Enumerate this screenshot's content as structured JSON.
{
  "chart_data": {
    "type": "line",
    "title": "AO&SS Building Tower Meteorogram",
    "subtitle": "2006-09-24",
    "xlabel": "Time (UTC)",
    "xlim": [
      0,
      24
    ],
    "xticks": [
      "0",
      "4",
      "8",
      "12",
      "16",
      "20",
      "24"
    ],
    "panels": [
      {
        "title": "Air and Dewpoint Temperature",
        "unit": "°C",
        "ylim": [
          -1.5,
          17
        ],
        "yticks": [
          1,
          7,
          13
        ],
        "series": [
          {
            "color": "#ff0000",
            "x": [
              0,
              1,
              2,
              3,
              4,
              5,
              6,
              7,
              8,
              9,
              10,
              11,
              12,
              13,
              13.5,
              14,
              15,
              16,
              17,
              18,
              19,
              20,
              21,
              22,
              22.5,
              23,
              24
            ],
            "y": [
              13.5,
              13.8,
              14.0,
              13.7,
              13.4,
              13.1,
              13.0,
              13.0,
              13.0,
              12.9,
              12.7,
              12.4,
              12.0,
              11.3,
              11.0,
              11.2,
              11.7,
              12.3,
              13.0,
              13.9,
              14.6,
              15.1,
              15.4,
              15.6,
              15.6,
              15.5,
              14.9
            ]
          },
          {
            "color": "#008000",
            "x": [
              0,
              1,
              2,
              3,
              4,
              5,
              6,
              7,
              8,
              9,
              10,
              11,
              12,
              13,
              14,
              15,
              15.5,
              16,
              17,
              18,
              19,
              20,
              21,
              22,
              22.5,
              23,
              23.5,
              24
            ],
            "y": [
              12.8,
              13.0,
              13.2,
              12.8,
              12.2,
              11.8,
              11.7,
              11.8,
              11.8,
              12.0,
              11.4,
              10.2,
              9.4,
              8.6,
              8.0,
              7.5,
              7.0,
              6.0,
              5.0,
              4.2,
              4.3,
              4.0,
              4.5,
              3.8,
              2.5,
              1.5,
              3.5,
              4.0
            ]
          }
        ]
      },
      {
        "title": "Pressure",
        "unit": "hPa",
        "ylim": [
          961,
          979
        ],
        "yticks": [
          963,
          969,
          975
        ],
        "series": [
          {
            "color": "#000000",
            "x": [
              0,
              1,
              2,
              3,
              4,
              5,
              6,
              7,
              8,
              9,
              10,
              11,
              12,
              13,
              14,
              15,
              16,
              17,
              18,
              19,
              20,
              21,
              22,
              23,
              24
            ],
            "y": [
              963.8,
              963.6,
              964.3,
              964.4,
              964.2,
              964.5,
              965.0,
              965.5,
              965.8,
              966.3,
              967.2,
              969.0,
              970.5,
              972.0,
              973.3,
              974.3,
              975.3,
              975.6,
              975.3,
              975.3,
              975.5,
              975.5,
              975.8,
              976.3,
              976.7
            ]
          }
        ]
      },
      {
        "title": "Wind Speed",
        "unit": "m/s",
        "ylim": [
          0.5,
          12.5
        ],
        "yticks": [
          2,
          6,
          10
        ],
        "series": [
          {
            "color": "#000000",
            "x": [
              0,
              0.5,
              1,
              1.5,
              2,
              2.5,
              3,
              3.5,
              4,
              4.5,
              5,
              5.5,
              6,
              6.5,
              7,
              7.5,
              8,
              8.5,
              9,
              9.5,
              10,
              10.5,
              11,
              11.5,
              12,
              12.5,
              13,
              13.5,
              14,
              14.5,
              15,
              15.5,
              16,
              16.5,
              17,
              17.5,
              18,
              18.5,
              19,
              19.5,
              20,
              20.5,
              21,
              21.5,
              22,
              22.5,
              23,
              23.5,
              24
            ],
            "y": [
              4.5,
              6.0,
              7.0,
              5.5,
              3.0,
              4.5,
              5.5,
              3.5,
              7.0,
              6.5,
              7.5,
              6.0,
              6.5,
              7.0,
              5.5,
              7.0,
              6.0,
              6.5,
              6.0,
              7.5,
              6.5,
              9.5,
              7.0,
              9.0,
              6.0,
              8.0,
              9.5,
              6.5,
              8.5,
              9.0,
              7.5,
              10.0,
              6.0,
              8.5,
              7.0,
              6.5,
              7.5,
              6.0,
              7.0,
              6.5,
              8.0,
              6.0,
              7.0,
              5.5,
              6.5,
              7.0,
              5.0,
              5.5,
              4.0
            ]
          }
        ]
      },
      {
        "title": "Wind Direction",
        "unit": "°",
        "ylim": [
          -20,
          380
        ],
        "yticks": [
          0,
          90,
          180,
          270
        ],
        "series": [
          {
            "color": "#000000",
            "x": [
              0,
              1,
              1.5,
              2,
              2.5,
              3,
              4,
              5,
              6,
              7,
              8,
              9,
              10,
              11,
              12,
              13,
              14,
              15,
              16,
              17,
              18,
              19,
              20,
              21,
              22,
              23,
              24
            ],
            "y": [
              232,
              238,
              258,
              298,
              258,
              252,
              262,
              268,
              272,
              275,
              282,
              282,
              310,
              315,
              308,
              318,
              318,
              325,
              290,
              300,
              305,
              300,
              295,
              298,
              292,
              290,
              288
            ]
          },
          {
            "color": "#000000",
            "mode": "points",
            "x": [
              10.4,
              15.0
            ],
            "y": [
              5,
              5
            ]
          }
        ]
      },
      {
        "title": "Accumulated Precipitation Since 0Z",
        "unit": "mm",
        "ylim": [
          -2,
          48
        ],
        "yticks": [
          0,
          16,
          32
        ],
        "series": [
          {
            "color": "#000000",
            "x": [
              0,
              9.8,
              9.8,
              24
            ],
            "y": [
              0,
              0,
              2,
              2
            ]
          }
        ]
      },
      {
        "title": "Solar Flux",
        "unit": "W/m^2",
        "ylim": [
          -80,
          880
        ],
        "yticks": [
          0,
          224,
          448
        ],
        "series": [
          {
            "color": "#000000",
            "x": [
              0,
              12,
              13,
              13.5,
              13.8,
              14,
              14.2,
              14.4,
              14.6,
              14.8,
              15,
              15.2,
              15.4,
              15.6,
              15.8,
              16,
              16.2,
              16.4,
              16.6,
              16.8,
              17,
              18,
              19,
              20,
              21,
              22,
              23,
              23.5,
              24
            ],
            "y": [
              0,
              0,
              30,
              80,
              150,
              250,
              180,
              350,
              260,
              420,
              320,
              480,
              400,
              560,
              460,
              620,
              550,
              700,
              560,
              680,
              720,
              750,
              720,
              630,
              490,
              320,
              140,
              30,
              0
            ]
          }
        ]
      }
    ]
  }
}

━━━━━━━━

EXERCISE:
Show the lines where the word "unit" appears in the entries.

ANSWER FOR THE TASK:
        "unit": "°C",
        "unit": "hPa",
        "unit": "m/s",
        "unit": "°",
        "unit": "mm",
        "unit": "W/m^2",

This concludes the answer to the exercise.